[Data items]
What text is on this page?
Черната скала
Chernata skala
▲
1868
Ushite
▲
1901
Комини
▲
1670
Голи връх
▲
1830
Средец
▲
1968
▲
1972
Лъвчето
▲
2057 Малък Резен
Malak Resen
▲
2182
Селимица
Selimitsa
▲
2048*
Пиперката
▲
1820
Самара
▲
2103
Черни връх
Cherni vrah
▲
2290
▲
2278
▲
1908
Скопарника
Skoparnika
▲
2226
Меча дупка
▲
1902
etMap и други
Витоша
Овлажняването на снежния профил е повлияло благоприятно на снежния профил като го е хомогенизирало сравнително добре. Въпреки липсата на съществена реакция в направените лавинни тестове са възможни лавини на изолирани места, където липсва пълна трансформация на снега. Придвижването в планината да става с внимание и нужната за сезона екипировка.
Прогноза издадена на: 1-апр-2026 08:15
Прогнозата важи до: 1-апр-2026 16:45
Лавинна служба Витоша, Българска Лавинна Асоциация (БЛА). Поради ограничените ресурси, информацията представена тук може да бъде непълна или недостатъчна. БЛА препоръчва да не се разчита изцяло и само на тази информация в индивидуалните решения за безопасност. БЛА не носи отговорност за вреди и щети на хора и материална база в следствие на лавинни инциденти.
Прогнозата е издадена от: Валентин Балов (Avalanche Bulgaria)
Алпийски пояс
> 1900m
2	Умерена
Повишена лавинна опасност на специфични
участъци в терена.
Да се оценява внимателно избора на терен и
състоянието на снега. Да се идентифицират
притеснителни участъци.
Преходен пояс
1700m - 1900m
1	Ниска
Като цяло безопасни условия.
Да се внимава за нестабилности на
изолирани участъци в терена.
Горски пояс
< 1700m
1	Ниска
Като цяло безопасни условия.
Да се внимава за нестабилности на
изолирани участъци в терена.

DIRECTIONS – All the entries above need to be reproduced exactly.

THE SOLUTION –
What text is on this page?
Черната скала
Chernata skala
▲
1868
Ushite
▲
1901
Комини
▲
1670
Голи връх
▲
1830
Средец
▲
1968
▲
1972
Лъвчето
▲
2057 Малък Резен
Malak Resen
▲
2182
Селимица
Selimitsa
▲
2048*
Пиперката
▲
1820
Самара
▲
2103
Черни връх
Cherni vrah
▲
2290
▲
2278
▲
1908
Скопарника
Skoparnika
▲
2226
Меча дупка
▲
1902
etMap и други
Витоша
Овлажняването на снежния профил е повлияло благоприятно на снежния профил като го е хомогенизирало сравнително добре. Въпреки липсата на съществена реакция в направените лавинни тестове са възможни лавини на изолирани места, където липсва пълна трансформация на снега. Придвижването в планината да става с внимание и нужната за сезона екипировка.
Прогноза издадена на: 1-апр-2026 08:15
Прогнозата важи до: 1-апр-2026 16:45
Лавинна служба Витоша, Българска Лавинна Асоциация (БЛА). Поради ограничените ресурси, информацията представена тук може да бъде непълна или недостатъчна. БЛА препоръчва да не се разчита изцяло и само на тази информация в индивидуалните решения за безопасност. БЛА не носи отговорност за вреди и щети на хора и материална база в следствие на лавинни инциденти.
Прогнозата е издадена от: Валентин Балов (Avalanche Bulgaria)
Алпийски пояс
> 1900m
2	Умерена
Повишена лавинна опасност на специфични
участъци в терена.
Да се оценява внимателно избора на терен и
състоянието на снега. Да се идентифицират
притеснителни участъци.
Преходен пояс
1700m - 1900m
1	Ниска
Като цяло безопасни условия.
Да се внимава за нестабилности на
изолирани участъци в терена.
Горски пояс
< 1700m
1	Ниска
Като цяло безопасни условия.
Да се внимава за нестабилности на
изолирани участъци в терена.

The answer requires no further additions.